*Written problem:*
Rewrite everything from the first of the lines below down to and including the line that contains "data-point <box>303 403 309 409</box>" as a JSON list of strings, one string per line, leaving out any blank lines.

::: Records shown :::

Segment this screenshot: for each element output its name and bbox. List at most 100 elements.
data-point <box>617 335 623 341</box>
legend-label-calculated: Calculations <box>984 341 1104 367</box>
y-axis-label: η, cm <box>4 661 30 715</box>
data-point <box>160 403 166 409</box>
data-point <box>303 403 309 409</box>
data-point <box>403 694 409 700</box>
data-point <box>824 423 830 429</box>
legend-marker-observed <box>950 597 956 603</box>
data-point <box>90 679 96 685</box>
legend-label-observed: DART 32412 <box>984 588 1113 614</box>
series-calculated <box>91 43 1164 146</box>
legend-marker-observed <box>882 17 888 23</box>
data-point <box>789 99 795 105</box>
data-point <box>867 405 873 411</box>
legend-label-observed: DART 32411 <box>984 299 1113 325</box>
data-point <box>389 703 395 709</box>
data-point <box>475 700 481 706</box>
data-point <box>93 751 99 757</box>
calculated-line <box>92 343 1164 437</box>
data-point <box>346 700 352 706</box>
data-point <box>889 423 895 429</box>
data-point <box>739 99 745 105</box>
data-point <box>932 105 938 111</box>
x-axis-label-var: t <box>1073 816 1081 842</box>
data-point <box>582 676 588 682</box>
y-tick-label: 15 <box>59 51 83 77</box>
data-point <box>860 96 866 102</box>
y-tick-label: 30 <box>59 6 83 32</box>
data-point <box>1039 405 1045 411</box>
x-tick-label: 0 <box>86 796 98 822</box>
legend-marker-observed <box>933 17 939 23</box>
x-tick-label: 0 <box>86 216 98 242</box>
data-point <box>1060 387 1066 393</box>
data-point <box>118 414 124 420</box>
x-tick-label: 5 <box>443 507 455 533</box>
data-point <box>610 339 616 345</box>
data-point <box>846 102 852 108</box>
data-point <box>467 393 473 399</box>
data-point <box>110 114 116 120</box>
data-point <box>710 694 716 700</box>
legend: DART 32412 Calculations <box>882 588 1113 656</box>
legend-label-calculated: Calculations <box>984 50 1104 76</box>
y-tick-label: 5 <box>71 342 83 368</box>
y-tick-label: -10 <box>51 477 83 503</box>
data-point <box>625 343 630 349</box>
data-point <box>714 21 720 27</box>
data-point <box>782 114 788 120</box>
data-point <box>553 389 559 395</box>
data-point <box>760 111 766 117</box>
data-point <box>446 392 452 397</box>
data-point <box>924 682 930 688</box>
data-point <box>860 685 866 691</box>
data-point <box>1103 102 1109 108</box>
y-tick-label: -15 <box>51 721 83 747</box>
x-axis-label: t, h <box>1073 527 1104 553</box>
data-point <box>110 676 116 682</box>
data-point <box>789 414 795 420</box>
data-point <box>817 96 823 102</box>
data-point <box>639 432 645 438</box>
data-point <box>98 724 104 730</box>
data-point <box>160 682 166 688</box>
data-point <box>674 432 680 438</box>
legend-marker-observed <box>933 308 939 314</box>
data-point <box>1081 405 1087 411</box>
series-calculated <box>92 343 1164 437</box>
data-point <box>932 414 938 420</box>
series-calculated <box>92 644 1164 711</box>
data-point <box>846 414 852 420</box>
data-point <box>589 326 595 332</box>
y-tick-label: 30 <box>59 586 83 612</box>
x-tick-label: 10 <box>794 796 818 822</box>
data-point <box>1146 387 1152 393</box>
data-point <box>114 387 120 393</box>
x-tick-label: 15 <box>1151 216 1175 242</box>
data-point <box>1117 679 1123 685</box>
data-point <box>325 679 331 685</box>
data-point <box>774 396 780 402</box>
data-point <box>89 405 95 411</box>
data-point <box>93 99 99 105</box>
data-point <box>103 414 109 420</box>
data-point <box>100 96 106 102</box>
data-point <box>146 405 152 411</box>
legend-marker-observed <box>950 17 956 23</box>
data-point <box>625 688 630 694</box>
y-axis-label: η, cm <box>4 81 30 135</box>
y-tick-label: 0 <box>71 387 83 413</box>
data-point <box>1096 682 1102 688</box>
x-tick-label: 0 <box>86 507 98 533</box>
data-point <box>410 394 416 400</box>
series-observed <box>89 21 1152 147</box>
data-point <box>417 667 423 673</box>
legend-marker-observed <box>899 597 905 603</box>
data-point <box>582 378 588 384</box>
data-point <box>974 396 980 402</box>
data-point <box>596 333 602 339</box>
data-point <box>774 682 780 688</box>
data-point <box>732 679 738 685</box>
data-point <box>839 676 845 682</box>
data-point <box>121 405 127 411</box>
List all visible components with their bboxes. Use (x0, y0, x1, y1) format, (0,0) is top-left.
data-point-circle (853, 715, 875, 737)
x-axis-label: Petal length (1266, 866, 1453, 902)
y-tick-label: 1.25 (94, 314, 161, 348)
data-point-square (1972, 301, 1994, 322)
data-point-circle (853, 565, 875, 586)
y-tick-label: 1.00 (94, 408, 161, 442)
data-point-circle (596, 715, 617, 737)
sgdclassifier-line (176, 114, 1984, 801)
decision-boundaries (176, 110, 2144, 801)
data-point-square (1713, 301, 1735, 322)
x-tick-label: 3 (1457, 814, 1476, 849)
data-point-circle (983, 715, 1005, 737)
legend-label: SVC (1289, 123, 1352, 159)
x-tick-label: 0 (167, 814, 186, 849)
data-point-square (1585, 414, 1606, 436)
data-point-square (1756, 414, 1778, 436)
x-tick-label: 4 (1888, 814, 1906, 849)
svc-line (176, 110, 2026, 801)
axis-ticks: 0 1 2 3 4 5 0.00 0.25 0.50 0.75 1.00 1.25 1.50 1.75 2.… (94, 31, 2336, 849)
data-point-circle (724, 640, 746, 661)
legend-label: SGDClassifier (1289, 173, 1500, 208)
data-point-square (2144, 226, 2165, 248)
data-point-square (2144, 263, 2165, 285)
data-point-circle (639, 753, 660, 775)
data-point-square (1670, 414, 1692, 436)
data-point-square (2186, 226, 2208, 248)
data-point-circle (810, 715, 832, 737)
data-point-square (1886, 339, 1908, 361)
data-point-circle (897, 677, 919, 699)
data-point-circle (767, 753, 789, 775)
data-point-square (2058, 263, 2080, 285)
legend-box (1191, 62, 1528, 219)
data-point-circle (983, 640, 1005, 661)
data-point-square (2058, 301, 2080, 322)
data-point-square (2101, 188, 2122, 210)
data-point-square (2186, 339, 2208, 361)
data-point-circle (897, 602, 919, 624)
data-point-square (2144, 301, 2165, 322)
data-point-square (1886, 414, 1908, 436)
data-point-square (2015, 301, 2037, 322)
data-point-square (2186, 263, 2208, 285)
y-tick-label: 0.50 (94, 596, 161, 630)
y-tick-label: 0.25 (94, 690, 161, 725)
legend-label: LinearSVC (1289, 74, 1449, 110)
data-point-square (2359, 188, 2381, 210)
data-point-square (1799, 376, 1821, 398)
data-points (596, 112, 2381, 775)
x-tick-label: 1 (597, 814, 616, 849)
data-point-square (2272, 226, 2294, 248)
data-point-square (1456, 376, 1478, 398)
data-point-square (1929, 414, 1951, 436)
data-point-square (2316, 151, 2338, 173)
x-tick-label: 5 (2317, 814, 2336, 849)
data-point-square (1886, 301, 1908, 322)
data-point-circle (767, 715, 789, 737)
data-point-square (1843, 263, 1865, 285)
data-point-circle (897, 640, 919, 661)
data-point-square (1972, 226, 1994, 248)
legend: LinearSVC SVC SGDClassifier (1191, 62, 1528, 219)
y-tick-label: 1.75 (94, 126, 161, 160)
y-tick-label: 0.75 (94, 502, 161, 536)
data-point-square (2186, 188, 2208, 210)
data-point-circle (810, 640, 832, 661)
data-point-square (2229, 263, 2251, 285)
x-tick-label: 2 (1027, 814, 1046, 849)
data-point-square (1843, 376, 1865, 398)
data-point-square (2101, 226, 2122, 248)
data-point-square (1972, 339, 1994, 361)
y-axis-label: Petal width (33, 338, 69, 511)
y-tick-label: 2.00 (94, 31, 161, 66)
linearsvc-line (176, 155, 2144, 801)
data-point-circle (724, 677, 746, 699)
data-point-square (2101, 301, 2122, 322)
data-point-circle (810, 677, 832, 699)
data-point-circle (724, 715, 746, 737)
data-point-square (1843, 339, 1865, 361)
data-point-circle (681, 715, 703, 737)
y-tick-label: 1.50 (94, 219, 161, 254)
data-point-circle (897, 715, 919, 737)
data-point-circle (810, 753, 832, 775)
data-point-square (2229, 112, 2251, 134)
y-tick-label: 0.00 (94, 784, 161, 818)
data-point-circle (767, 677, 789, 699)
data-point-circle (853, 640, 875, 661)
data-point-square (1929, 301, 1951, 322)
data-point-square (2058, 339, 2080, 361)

:::

*Output for this task:*
[
  "Segment this screenshot: for each element output its name and bbox. List at most 100 elements.",
  "data-point <box>617 335 623 341</box>",
  "legend-label-calculated: Calculations <box>984 341 1104 367</box>",
  "y-axis-label: η, cm <box>4 661 30 715</box>",
  "data-point <box>160 403 166 409</box>",
  "data-point <box>303 403 309 409</box>"
]